TASK >> Set down, in full, every record in the block.

ENTRIES SUPPLIED >>
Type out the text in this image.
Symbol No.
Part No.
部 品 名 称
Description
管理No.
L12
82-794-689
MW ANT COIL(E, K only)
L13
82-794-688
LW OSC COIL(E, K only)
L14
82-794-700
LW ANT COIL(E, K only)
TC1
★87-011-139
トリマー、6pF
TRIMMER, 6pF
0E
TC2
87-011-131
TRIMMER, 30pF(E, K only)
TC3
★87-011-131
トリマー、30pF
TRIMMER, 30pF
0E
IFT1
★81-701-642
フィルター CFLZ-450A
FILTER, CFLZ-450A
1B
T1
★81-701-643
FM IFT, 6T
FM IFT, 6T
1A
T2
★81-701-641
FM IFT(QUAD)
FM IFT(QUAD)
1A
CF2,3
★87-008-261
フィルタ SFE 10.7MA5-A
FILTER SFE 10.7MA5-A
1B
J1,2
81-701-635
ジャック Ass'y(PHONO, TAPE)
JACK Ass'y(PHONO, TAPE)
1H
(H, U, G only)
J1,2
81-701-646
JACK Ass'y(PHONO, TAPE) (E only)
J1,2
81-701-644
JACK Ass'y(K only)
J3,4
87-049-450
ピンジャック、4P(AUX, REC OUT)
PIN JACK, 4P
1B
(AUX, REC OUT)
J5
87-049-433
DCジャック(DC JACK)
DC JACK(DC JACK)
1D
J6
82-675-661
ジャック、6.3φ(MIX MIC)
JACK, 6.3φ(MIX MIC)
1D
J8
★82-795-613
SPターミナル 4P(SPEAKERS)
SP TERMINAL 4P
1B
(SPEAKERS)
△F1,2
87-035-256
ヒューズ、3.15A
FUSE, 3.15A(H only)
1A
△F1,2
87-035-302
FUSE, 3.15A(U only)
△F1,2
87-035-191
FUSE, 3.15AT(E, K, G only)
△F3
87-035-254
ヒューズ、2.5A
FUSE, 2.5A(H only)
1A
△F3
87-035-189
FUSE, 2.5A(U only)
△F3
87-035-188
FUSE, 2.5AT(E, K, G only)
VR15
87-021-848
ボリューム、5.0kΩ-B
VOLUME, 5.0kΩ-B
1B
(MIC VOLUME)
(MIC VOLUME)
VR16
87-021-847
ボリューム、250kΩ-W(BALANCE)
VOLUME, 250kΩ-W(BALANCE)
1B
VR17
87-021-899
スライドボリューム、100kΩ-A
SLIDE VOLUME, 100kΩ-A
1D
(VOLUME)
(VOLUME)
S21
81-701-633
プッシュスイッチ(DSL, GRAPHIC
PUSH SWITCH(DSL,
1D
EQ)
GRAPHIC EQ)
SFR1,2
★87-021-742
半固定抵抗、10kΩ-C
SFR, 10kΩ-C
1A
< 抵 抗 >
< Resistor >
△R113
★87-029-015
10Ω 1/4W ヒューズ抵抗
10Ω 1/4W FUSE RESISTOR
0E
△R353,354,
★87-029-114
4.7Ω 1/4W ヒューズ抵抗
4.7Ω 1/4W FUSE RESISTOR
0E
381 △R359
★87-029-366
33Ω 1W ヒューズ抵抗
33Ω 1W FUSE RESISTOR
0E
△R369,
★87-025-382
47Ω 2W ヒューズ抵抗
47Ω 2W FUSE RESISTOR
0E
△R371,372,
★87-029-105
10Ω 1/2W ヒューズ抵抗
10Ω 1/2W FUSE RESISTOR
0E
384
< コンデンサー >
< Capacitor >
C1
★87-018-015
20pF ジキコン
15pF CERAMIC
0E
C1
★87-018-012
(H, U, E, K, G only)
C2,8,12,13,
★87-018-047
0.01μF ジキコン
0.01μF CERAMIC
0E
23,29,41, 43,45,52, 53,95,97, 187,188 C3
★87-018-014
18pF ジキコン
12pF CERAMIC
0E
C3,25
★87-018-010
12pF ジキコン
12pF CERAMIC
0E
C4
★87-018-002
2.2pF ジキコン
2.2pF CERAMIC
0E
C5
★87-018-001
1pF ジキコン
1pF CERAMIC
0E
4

EXPECTED OUTPUT >>
Type out the text in this image.
Symbol No.
Part No.
部 品 名 称
Description
管理No.
L12
82-794-689
MW ANT COIL(E, K only)
L13
82-794-688
LW OSC COIL(E, K only)
L14
82-794-700
LW ANT COIL(E, K only)
TC1
★87-011-139
トリマー、6pF
TRIMMER, 6pF
0E
TC2
87-011-131
TRIMMER, 30pF(E, K only)
TC3
★87-011-131
トリマー、30pF
TRIMMER, 30pF
0E
IFT1
★81-701-642
フィルター CFLZ-450A
FILTER, CFLZ-450A
1B
T1
★81-701-643
FM IFT, 6T
FM IFT, 6T
1A
T2
★81-701-641
FM IFT(QUAD)
FM IFT(QUAD)
1A
CF2,3
★87-008-261
フィルタ SFE 10.7MA5-A
FILTER SFE 10.7MA5-A
1B
J1,2
81-701-635
ジャック Ass'y(PHONO, TAPE)
JACK Ass'y(PHONO, TAPE)
1H
(H, U, G only)
J1,2
81-701-646
JACK Ass'y(PHONO, TAPE) (E only)
J1,2
81-701-644
JACK Ass'y(K only)
J3,4
87-049-450
ピンジャック、4P(AUX, REC OUT)
PIN JACK, 4P
1B
(AUX, REC OUT)
J5
87-049-433
DCジャック(DC JACK)
DC JACK(DC JACK)
1D
J6
82-675-661
ジャック、6.3φ(MIX MIC)
JACK, 6.3φ(MIX MIC)
1D
J8
★82-795-613
SPターミナル 4P(SPEAKERS)
SP TERMINAL 4P
1B
(SPEAKERS)
△F1,2
87-035-256
ヒューズ、3.15A
FUSE, 3.15A(H only)
1A
△F1,2
87-035-302
FUSE, 3.15A(U only)
△F1,2
87-035-191
FUSE, 3.15AT(E, K, G only)
△F3
87-035-254
ヒューズ、2.5A
FUSE, 2.5A(H only)
1A
△F3
87-035-189
FUSE, 2.5A(U only)
△F3
87-035-188
FUSE, 2.5AT(E, K, G only)
VR15
87-021-848
ボリューム、5.0kΩ-B
VOLUME, 5.0kΩ-B
1B
(MIC VOLUME)
(MIC VOLUME)
VR16
87-021-847
ボリューム、250kΩ-W(BALANCE)
VOLUME, 250kΩ-W(BALANCE)
1B
VR17
87-021-899
スライドボリューム、100kΩ-A
SLIDE VOLUME, 100kΩ-A
1D
(VOLUME)
(VOLUME)
S21
81-701-633
プッシュスイッチ(DSL, GRAPHIC
PUSH SWITCH(DSL,
1D
EQ)
GRAPHIC EQ)
SFR1,2
★87-021-742
半固定抵抗、10kΩ-C
SFR, 10kΩ-C
1A
< 抵 抗 >
< Resistor >
△R113
★87-029-015
10Ω 1/4W ヒューズ抵抗
10Ω 1/4W FUSE RESISTOR
0E
△R353,354,
★87-029-114
4.7Ω 1/4W ヒューズ抵抗
4.7Ω 1/4W FUSE RESISTOR
0E
381 △R359
★87-029-366
33Ω 1W ヒューズ抵抗
33Ω 1W FUSE RESISTOR
0E
△R369,
★87-025-382
47Ω 2W ヒューズ抵抗
47Ω 2W FUSE RESISTOR
0E
△R371,372,
★87-029-105
10Ω 1/2W ヒューズ抵抗
10Ω 1/2W FUSE RESISTOR
0E
384
< コンデンサー >
< Capacitor >
C1
★87-018-015
20pF ジキコン
15pF CERAMIC
0E
C1
★87-018-012
(H, U, E, K, G only)
C2,8,12,13,
★87-018-047
0.01μF ジキコン
0.01μF CERAMIC
0E
23,29,41, 43,45,52, 53,95,97, 187,188 C3
★87-018-014
18pF ジキコン
12pF CERAMIC
0E
C3,25
★87-018-010
12pF ジキコン
12pF CERAMIC
0E
C4
★87-018-002
2.2pF ジキコン
2.2pF CERAMIC
0E
C5
★87-018-001
1pF ジキコン
1pF CERAMIC
0E
4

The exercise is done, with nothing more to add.